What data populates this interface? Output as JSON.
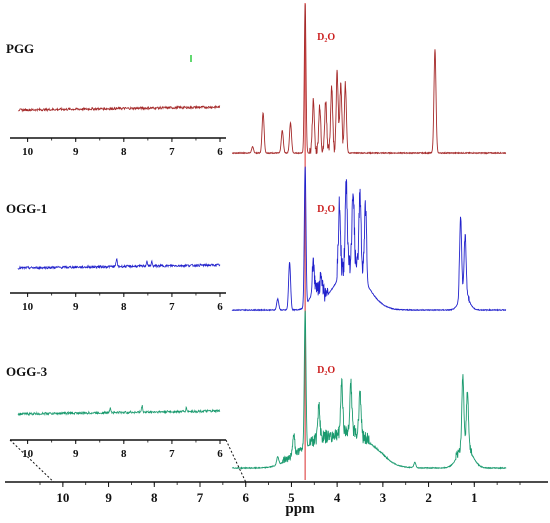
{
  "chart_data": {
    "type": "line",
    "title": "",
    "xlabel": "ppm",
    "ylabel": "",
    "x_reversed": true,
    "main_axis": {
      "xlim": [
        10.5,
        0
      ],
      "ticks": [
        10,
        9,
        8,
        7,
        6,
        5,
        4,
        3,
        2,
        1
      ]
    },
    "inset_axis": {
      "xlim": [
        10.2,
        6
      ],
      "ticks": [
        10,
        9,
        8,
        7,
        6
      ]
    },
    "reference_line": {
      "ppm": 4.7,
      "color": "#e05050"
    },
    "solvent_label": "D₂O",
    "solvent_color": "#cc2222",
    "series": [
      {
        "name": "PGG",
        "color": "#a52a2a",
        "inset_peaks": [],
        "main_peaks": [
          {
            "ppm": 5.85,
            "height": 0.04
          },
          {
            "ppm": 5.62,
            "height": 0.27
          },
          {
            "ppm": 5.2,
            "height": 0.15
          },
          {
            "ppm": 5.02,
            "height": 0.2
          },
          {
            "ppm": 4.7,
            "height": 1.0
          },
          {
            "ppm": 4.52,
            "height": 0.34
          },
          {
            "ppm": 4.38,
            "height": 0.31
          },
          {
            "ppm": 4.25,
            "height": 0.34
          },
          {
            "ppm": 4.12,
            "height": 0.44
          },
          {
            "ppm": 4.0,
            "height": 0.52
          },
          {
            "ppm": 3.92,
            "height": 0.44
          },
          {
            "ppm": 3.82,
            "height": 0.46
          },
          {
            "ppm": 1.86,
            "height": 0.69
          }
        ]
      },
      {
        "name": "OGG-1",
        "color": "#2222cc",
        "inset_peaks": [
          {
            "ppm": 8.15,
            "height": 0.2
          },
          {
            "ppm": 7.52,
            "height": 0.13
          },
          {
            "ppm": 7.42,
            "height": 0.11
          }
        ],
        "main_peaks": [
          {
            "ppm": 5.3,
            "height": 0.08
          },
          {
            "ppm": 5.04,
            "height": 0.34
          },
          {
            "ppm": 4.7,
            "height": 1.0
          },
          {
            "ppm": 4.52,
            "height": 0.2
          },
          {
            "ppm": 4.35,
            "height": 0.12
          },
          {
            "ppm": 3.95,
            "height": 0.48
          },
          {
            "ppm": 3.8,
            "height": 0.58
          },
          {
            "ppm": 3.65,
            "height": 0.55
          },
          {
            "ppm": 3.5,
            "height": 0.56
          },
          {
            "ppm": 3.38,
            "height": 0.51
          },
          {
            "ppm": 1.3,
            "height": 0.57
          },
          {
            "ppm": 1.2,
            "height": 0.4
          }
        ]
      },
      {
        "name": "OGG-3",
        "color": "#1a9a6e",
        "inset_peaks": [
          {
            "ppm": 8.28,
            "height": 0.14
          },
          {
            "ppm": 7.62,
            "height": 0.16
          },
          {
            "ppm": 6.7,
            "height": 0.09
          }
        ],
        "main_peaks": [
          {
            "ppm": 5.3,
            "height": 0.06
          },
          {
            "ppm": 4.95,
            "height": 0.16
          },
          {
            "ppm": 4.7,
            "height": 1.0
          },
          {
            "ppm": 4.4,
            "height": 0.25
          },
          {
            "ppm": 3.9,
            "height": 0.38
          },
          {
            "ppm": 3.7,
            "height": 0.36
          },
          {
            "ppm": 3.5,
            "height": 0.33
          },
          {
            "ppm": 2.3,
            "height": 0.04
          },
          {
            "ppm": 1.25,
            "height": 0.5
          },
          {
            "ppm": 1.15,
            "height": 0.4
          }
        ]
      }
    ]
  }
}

■ ■ ■

» **REQUIRED WORK**
Print each entry shown above with exact wording and no pictures.

» **EXERCISE ANSWER**
What data populates this interface? Output as JSON.
{
  "chart_data": {
    "type": "line",
    "title": "",
    "xlabel": "ppm",
    "ylabel": "",
    "x_reversed": true,
    "main_axis": {
      "xlim": [
        10.5,
        0
      ],
      "ticks": [
        10,
        9,
        8,
        7,
        6,
        5,
        4,
        3,
        2,
        1
      ]
    },
    "inset_axis": {
      "xlim": [
        10.2,
        6
      ],
      "ticks": [
        10,
        9,
        8,
        7,
        6
      ]
    },
    "reference_line": {
      "ppm": 4.7,
      "color": "#e05050"
    },
    "solvent_label": "D₂O",
    "solvent_color": "#cc2222",
    "series": [
      {
        "name": "PGG",
        "color": "#a52a2a",
        "inset_peaks": [],
        "main_peaks": [
          {
            "ppm": 5.85,
            "height": 0.04
          },
          {
            "ppm": 5.62,
            "height": 0.27
          },
          {
            "ppm": 5.2,
            "height": 0.15
          },
          {
            "ppm": 5.02,
            "height": 0.2
          },
          {
            "ppm": 4.7,
            "height": 1.0
          },
          {
            "ppm": 4.52,
            "height": 0.34
          },
          {
            "ppm": 4.38,
            "height": 0.31
          },
          {
            "ppm": 4.25,
            "height": 0.34
          },
          {
            "ppm": 4.12,
            "height": 0.44
          },
          {
            "ppm": 4.0,
            "height": 0.52
          },
          {
            "ppm": 3.92,
            "height": 0.44
          },
          {
            "ppm": 3.82,
            "height": 0.46
          },
          {
            "ppm": 1.86,
            "height": 0.69
          }
        ]
      },
      {
        "name": "OGG-1",
        "color": "#2222cc",
        "inset_peaks": [
          {
            "ppm": 8.15,
            "height": 0.2
          },
          {
            "ppm": 7.52,
            "height": 0.13
          },
          {
            "ppm": 7.42,
            "height": 0.11
          }
        ],
        "main_peaks": [
          {
            "ppm": 5.3,
            "height": 0.08
          },
          {
            "ppm": 5.04,
            "height": 0.34
          },
          {
            "ppm": 4.7,
            "height": 1.0
          },
          {
            "ppm": 4.52,
            "height": 0.2
          },
          {
            "ppm": 4.35,
            "height": 0.12
          },
          {
            "ppm": 3.95,
            "height": 0.48
          },
          {
            "ppm": 3.8,
            "height": 0.58
          },
          {
            "ppm": 3.65,
            "height": 0.55
          },
          {
            "ppm": 3.5,
            "height": 0.56
          },
          {
            "ppm": 3.38,
            "height": 0.51
          },
          {
            "ppm": 1.3,
            "height": 0.57
          },
          {
            "ppm": 1.2,
            "height": 0.4
          }
        ]
      },
      {
        "name": "OGG-3",
        "color": "#1a9a6e",
        "inset_peaks": [
          {
            "ppm": 8.28,
            "height": 0.14
          },
          {
            "ppm": 7.62,
            "height": 0.16
          },
          {
            "ppm": 6.7,
            "height": 0.09
          }
        ],
        "main_peaks": [
          {
            "ppm": 5.3,
            "height": 0.06
          },
          {
            "ppm": 4.95,
            "height": 0.16
          },
          {
            "ppm": 4.7,
            "height": 1.0
          },
          {
            "ppm": 4.4,
            "height": 0.25
          },
          {
            "ppm": 3.9,
            "height": 0.38
          },
          {
            "ppm": 3.7,
            "height": 0.36
          },
          {
            "ppm": 3.5,
            "height": 0.33
          },
          {
            "ppm": 2.3,
            "height": 0.04
          },
          {
            "ppm": 1.25,
            "height": 0.5
          },
          {
            "ppm": 1.15,
            "height": 0.4
          }
        ]
      }
    ]
  }
}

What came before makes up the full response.